* **RECORD LIST**

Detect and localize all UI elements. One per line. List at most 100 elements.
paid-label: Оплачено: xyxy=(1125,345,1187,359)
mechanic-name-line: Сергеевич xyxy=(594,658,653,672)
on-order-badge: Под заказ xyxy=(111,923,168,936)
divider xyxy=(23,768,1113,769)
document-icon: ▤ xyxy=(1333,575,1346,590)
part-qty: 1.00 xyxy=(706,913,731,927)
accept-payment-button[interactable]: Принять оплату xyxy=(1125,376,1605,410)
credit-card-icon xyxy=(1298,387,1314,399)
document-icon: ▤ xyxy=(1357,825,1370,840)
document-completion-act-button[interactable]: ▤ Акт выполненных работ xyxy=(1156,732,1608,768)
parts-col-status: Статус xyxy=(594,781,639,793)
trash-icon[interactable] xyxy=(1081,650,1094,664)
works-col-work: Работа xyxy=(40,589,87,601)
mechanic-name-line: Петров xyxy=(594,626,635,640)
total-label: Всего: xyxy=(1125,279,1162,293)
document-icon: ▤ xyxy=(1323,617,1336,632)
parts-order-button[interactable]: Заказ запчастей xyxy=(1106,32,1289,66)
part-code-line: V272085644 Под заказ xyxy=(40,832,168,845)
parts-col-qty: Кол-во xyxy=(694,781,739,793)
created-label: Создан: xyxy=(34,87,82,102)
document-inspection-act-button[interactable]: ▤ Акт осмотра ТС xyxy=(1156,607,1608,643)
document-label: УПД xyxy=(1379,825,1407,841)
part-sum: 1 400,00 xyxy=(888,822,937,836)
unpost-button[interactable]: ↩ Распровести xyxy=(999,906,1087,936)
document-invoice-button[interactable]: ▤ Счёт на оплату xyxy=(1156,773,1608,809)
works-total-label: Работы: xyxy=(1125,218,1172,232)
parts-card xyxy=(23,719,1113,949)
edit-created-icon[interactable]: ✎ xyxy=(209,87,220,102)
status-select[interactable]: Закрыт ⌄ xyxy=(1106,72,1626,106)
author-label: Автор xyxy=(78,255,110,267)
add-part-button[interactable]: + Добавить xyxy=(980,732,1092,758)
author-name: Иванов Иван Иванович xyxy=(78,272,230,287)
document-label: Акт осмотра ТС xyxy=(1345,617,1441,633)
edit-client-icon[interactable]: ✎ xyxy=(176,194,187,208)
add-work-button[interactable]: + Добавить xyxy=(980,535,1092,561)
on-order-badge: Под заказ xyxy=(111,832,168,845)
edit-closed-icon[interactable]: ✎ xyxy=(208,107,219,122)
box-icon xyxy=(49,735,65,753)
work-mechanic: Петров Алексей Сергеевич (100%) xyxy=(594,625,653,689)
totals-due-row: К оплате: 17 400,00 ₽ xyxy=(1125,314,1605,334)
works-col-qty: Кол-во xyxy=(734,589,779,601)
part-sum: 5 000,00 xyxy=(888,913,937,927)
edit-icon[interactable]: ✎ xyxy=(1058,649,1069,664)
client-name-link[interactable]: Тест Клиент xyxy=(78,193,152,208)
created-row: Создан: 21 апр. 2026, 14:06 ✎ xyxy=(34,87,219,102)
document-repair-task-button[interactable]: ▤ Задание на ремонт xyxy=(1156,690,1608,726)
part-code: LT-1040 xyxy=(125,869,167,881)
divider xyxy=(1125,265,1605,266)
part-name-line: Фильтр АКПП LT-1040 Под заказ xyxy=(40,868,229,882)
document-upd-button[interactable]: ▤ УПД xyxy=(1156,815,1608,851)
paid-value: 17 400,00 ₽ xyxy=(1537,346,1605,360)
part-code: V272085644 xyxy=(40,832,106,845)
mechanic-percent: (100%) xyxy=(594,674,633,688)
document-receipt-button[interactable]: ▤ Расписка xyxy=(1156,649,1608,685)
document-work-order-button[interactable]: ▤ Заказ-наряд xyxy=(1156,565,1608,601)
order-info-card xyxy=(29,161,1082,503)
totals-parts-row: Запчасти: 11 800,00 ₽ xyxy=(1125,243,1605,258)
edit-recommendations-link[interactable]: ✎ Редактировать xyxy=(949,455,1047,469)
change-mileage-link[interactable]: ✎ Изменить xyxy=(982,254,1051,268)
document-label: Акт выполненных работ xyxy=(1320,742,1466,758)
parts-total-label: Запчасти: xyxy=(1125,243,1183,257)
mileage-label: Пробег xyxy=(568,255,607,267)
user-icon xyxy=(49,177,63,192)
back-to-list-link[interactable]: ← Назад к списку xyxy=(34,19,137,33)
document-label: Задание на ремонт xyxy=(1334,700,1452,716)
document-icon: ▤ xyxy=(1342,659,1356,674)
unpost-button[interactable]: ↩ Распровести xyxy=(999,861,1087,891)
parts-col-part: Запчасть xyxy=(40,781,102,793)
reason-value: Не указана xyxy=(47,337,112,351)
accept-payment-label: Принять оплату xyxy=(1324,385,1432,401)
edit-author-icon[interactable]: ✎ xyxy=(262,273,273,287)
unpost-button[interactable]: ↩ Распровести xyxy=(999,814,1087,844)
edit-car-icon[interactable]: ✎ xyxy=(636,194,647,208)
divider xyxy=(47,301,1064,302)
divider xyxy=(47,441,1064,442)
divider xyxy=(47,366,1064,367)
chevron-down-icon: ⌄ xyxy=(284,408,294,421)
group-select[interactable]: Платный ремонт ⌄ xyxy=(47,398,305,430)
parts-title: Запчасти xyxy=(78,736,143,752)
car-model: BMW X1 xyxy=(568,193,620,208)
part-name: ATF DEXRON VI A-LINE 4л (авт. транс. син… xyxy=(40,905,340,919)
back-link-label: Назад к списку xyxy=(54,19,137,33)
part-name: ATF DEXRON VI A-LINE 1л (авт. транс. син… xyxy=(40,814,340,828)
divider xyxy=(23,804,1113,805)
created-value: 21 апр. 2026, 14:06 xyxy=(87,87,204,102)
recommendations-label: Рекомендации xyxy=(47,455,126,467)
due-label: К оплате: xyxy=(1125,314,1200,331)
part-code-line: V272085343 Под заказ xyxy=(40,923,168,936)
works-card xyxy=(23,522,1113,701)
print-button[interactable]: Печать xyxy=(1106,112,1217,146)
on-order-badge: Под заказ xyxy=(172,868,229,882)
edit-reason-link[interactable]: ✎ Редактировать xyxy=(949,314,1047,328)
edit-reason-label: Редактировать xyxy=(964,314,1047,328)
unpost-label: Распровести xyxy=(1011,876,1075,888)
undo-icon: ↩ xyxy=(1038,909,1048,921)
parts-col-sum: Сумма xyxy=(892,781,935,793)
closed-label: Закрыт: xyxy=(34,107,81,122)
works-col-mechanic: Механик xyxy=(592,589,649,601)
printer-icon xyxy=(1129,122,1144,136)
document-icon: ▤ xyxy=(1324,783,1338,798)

* **WHAT YOU ARE ASKED TO DO**
Identify every line in the listing above that contains the string "Назад", and copy each of those lines in full.

* **SOLUTION BELOW**
back-to-list-link[interactable]: ← Назад к списку xyxy=(34,19,137,33)
back-link-label: Назад к списку xyxy=(54,19,137,33)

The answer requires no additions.